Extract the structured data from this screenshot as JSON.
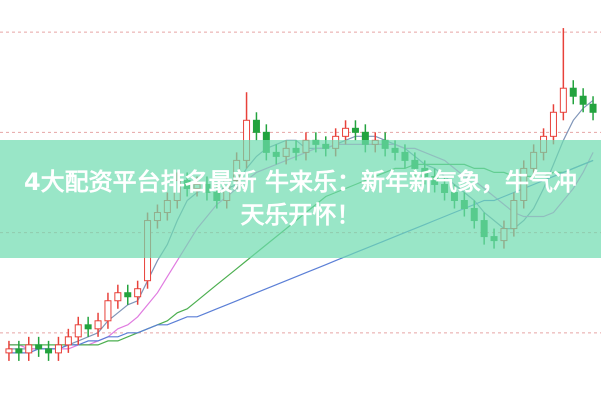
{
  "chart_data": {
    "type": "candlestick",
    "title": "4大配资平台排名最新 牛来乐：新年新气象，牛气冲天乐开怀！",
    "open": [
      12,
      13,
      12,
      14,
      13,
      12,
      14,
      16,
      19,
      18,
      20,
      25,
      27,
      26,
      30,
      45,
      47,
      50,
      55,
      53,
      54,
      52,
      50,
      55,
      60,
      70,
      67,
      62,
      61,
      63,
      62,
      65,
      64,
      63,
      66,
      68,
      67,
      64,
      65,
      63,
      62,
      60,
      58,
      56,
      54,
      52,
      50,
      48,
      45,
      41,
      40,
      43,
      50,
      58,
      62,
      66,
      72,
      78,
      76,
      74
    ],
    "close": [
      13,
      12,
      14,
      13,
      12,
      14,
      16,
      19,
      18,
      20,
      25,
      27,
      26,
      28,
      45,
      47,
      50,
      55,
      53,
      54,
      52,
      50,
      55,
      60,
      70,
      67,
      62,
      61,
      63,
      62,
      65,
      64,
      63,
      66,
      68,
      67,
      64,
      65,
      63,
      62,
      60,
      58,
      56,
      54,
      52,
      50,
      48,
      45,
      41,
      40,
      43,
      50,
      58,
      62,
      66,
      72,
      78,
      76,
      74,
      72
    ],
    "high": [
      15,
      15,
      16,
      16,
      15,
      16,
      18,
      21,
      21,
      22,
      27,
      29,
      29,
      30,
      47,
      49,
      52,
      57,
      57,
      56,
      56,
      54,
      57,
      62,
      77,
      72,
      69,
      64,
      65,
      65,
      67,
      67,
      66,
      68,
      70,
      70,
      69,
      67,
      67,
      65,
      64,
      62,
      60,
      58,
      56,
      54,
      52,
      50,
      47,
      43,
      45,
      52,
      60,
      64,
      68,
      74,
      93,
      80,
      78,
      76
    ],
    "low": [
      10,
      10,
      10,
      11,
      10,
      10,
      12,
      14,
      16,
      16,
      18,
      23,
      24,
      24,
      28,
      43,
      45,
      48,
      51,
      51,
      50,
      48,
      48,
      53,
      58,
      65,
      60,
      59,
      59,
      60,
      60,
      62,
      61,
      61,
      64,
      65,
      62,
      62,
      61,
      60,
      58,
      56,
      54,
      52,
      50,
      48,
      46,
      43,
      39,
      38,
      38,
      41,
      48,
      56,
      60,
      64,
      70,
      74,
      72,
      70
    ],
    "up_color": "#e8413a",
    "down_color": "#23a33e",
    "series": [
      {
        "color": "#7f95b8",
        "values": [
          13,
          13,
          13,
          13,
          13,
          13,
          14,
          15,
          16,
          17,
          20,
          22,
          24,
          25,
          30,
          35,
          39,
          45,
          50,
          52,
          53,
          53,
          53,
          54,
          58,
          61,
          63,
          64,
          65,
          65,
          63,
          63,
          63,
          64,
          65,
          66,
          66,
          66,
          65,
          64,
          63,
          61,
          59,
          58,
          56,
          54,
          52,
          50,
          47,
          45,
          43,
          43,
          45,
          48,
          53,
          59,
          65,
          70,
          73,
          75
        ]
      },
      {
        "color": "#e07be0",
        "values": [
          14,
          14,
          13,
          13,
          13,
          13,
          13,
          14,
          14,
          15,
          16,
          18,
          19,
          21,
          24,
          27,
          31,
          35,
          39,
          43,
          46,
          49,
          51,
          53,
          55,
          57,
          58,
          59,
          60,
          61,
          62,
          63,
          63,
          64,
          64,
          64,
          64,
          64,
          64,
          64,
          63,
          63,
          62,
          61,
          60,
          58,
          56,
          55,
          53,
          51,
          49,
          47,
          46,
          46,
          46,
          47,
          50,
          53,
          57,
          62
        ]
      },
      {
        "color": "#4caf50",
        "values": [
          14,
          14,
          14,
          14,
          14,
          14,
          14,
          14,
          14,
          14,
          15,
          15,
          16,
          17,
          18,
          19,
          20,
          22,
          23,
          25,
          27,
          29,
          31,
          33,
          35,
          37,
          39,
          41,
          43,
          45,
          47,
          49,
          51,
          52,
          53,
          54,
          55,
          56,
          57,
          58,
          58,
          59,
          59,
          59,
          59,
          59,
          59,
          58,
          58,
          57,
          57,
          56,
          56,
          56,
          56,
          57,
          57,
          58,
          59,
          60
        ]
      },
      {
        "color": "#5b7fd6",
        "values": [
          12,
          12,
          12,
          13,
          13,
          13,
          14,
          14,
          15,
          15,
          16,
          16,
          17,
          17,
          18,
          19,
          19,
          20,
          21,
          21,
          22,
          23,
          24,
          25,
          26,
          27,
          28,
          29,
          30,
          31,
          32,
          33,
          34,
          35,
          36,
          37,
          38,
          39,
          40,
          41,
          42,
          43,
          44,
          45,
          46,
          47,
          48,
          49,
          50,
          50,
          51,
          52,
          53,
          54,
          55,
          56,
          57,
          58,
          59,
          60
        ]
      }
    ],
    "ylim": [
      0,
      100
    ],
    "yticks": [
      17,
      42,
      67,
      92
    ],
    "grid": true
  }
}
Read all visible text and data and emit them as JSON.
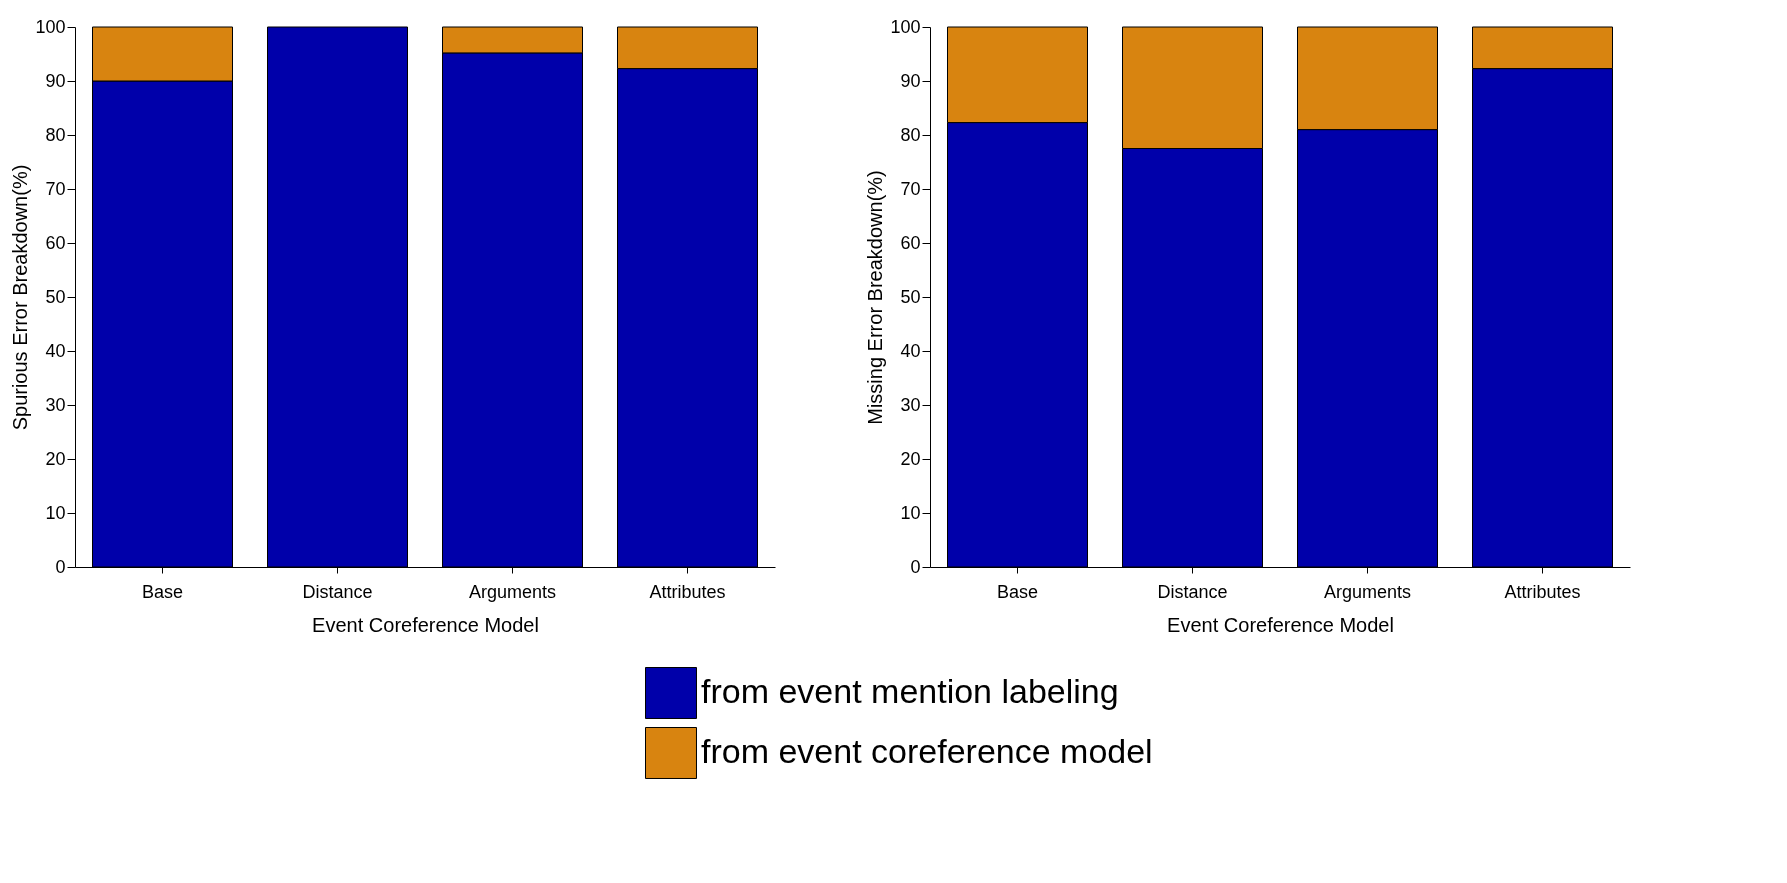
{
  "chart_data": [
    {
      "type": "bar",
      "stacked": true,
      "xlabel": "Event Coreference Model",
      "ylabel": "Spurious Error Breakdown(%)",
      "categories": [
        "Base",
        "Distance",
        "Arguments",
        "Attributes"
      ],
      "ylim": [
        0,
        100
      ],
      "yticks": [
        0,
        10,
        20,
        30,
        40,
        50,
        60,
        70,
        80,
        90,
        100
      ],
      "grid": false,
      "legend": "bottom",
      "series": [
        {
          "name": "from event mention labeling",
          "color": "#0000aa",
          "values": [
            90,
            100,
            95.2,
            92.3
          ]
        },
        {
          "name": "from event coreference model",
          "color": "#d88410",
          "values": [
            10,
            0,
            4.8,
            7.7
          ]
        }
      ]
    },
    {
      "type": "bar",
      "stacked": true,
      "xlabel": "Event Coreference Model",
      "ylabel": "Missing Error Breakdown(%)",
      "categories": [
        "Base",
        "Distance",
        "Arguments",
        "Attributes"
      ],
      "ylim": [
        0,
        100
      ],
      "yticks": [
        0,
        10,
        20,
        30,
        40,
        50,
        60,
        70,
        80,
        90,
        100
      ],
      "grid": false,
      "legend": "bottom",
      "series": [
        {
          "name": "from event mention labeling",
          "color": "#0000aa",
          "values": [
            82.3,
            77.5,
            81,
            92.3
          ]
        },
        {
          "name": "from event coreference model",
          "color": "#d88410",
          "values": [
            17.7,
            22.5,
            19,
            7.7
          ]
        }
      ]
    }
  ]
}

## Aim of the task
Omit the pictures and give the material again, exactly and in full.

## Response to this task
Extract the structured data from this screenshot as JSON.
{
  "chart_data": {
    "type": "candlestick",
    "title": "4大配资平台排名最新 牛来乐：新年新气象，牛气冲天乐开怀！",
    "open": [
      12,
      13,
      12,
      14,
      13,
      12,
      14,
      16,
      19,
      18,
      20,
      25,
      27,
      26,
      30,
      45,
      47,
      50,
      55,
      53,
      54,
      52,
      50,
      55,
      60,
      70,
      67,
      62,
      61,
      63,
      62,
      65,
      64,
      63,
      66,
      68,
      67,
      64,
      65,
      63,
      62,
      60,
      58,
      56,
      54,
      52,
      50,
      48,
      45,
      41,
      40,
      43,
      50,
      58,
      62,
      66,
      72,
      78,
      76,
      74
    ],
    "close": [
      13,
      12,
      14,
      13,
      12,
      14,
      16,
      19,
      18,
      20,
      25,
      27,
      26,
      28,
      45,
      47,
      50,
      55,
      53,
      54,
      52,
      50,
      55,
      60,
      70,
      67,
      62,
      61,
      63,
      62,
      65,
      64,
      63,
      66,
      68,
      67,
      64,
      65,
      63,
      62,
      60,
      58,
      56,
      54,
      52,
      50,
      48,
      45,
      41,
      40,
      43,
      50,
      58,
      62,
      66,
      72,
      78,
      76,
      74,
      72
    ],
    "high": [
      15,
      15,
      16,
      16,
      15,
      16,
      18,
      21,
      21,
      22,
      27,
      29,
      29,
      30,
      47,
      49,
      52,
      57,
      57,
      56,
      56,
      54,
      57,
      62,
      77,
      72,
      69,
      64,
      65,
      65,
      67,
      67,
      66,
      68,
      70,
      70,
      69,
      67,
      67,
      65,
      64,
      62,
      60,
      58,
      56,
      54,
      52,
      50,
      47,
      43,
      45,
      52,
      60,
      64,
      68,
      74,
      93,
      80,
      78,
      76
    ],
    "low": [
      10,
      10,
      10,
      11,
      10,
      10,
      12,
      14,
      16,
      16,
      18,
      23,
      24,
      24,
      28,
      43,
      45,
      48,
      51,
      51,
      50,
      48,
      48,
      53,
      58,
      65,
      60,
      59,
      59,
      60,
      60,
      62,
      61,
      61,
      64,
      65,
      62,
      62,
      61,
      60,
      58,
      56,
      54,
      52,
      50,
      48,
      46,
      43,
      39,
      38,
      38,
      41,
      48,
      56,
      60,
      64,
      70,
      74,
      72,
      70
    ],
    "up_color": "#e8413a",
    "down_color": "#23a33e",
    "series": [
      {
        "color": "#7f95b8",
        "values": [
          13,
          13,
          13,
          13,
          13,
          13,
          14,
          15,
          16,
          17,
          20,
          22,
          24,
          25,
          30,
          35,
          39,
          45,
          50,
          52,
          53,
          53,
          53,
          54,
          58,
          61,
          63,
          64,
          65,
          65,
          63,
          63,
          63,
          64,
          65,
          66,
          66,
          66,
          65,
          64,
          63,
          61,
          59,
          58,
          56,
          54,
          52,
          50,
          47,
          45,
          43,
          43,
          45,
          48,
          53,
          59,
          65,
          70,
          73,
          75
        ]
      },
      {
        "color": "#e07be0",
        "values": [
          14,
          14,
          13,
          13,
          13,
          13,
          13,
          14,
          14,
          15,
          16,
          18,
          19,
          21,
          24,
          27,
          31,
          35,
          39,
          43,
          46,
          49,
          51,
          53,
          55,
          57,
          58,
          59,
          60,
          61,
          62,
          63,
          63,
          64,
          64,
          64,
          64,
          64,
          64,
          64,
          63,
          63,
          62,
          61,
          60,
          58,
          56,
          55,
          53,
          51,
          49,
          47,
          46,
          46,
          46,
          47,
          50,
          53,
          57,
          62
        ]
      },
      {
        "color": "#4caf50",
        "values": [
          14,
          14,
          14,
          14,
          14,
          14,
          14,
          14,
          14,
          14,
          15,
          15,
          16,
          17,
          18,
          19,
          20,
          22,
          23,
          25,
          27,
          29,
          31,
          33,
          35,
          37,
          39,
          41,
          43,
          45,
          47,
          49,
          51,
          52,
          53,
          54,
          55,
          56,
          57,
          58,
          58,
          59,
          59,
          59,
          59,
          59,
          59,
          58,
          58,
          57,
          57,
          56,
          56,
          56,
          56,
          57,
          57,
          58,
          59,
          60
        ]
      },
      {
        "color": "#5b7fd6",
        "values": [
          12,
          12,
          12,
          13,
          13,
          13,
          14,
          14,
          15,
          15,
          16,
          16,
          17,
          17,
          18,
          19,
          19,
          20,
          21,
          21,
          22,
          23,
          24,
          25,
          26,
          27,
          28,
          29,
          30,
          31,
          32,
          33,
          34,
          35,
          36,
          37,
          38,
          39,
          40,
          41,
          42,
          43,
          44,
          45,
          46,
          47,
          48,
          49,
          50,
          50,
          51,
          52,
          53,
          54,
          55,
          56,
          57,
          58,
          59,
          60
        ]
      }
    ],
    "ylim": [
      0,
      100
    ],
    "yticks": [
      17,
      42,
      67,
      92
    ],
    "grid": true
  }
}
Read all visible text and data and emit them as JSON.
{
  "chart_data": [
    {
      "type": "bar",
      "stacked": true,
      "xlabel": "Event Coreference Model",
      "ylabel": "Spurious Error Breakdown(%)",
      "categories": [
        "Base",
        "Distance",
        "Arguments",
        "Attributes"
      ],
      "ylim": [
        0,
        100
      ],
      "yticks": [
        0,
        10,
        20,
        30,
        40,
        50,
        60,
        70,
        80,
        90,
        100
      ],
      "grid": false,
      "legend": "bottom",
      "series": [
        {
          "name": "from event mention labeling",
          "color": "#0000aa",
          "values": [
            90,
            100,
            95.2,
            92.3
          ]
        },
        {
          "name": "from event coreference model",
          "color": "#d88410",
          "values": [
            10,
            0,
            4.8,
            7.7
          ]
        }
      ]
    },
    {
      "type": "bar",
      "stacked": true,
      "xlabel": "Event Coreference Model",
      "ylabel": "Missing Error Breakdown(%)",
      "categories": [
        "Base",
        "Distance",
        "Arguments",
        "Attributes"
      ],
      "ylim": [
        0,
        100
      ],
      "yticks": [
        0,
        10,
        20,
        30,
        40,
        50,
        60,
        70,
        80,
        90,
        100
      ],
      "grid": false,
      "legend": "bottom",
      "series": [
        {
          "name": "from event mention labeling",
          "color": "#0000aa",
          "values": [
            82.3,
            77.5,
            81,
            92.3
          ]
        },
        {
          "name": "from event coreference model",
          "color": "#d88410",
          "values": [
            17.7,
            22.5,
            19,
            7.7
          ]
        }
      ]
    }
  ]
}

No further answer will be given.